▶ **What the exercise asks**: Only the pictures are left out: repeat the rest of the entries exactly.

Stored items:
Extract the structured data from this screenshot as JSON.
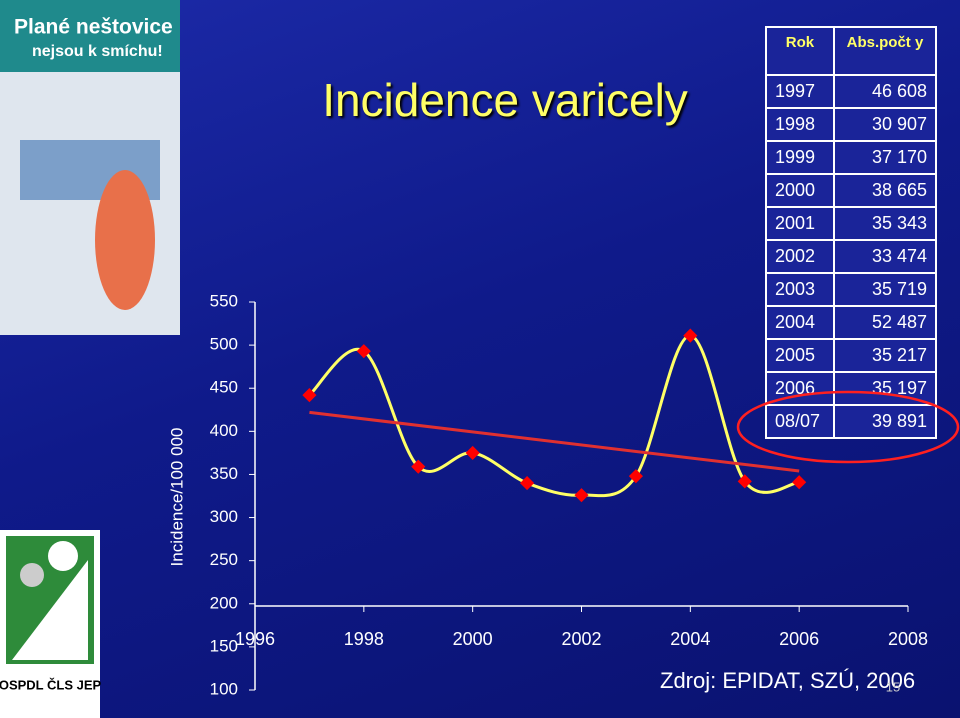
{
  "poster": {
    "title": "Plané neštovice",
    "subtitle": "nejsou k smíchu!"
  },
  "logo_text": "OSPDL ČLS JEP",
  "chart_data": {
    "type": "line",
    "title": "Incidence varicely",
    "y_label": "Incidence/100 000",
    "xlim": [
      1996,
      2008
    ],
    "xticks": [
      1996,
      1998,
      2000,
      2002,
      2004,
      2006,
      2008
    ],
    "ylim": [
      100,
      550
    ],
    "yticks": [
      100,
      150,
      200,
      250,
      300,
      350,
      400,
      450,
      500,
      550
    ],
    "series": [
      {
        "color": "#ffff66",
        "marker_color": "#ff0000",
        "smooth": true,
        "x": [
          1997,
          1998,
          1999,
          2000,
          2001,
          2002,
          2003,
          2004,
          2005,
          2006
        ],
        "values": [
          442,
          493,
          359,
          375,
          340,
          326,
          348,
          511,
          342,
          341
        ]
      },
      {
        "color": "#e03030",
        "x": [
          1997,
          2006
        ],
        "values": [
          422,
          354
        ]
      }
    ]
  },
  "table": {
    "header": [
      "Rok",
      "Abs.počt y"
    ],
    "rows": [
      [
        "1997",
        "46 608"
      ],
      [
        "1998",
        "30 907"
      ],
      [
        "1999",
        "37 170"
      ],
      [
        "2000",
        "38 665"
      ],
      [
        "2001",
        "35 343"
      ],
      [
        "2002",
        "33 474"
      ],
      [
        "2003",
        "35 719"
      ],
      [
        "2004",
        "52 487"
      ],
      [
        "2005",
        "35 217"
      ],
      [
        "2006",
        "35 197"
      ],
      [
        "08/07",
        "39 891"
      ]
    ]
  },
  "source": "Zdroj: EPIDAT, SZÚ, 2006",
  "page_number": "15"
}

▶ **Exercise solution**:
Extract the structured data from this screenshot as JSON.
{
  "poster": {
    "title": "Plané neštovice",
    "subtitle": "nejsou k smíchu!"
  },
  "logo_text": "OSPDL ČLS JEP",
  "chart_data": {
    "type": "line",
    "title": "Incidence varicely",
    "y_label": "Incidence/100 000",
    "xlim": [
      1996,
      2008
    ],
    "xticks": [
      1996,
      1998,
      2000,
      2002,
      2004,
      2006,
      2008
    ],
    "ylim": [
      100,
      550
    ],
    "yticks": [
      100,
      150,
      200,
      250,
      300,
      350,
      400,
      450,
      500,
      550
    ],
    "series": [
      {
        "color": "#ffff66",
        "marker_color": "#ff0000",
        "smooth": true,
        "x": [
          1997,
          1998,
          1999,
          2000,
          2001,
          2002,
          2003,
          2004,
          2005,
          2006
        ],
        "values": [
          442,
          493,
          359,
          375,
          340,
          326,
          348,
          511,
          342,
          341
        ]
      },
      {
        "color": "#e03030",
        "x": [
          1997,
          2006
        ],
        "values": [
          422,
          354
        ]
      }
    ]
  },
  "table": {
    "header": [
      "Rok",
      "Abs.počt y"
    ],
    "rows": [
      [
        "1997",
        "46 608"
      ],
      [
        "1998",
        "30 907"
      ],
      [
        "1999",
        "37 170"
      ],
      [
        "2000",
        "38 665"
      ],
      [
        "2001",
        "35 343"
      ],
      [
        "2002",
        "33 474"
      ],
      [
        "2003",
        "35 719"
      ],
      [
        "2004",
        "52 487"
      ],
      [
        "2005",
        "35 217"
      ],
      [
        "2006",
        "35 197"
      ],
      [
        "08/07",
        "39 891"
      ]
    ]
  },
  "source": "Zdroj: EPIDAT, SZÚ, 2006",
  "page_number": "15"
}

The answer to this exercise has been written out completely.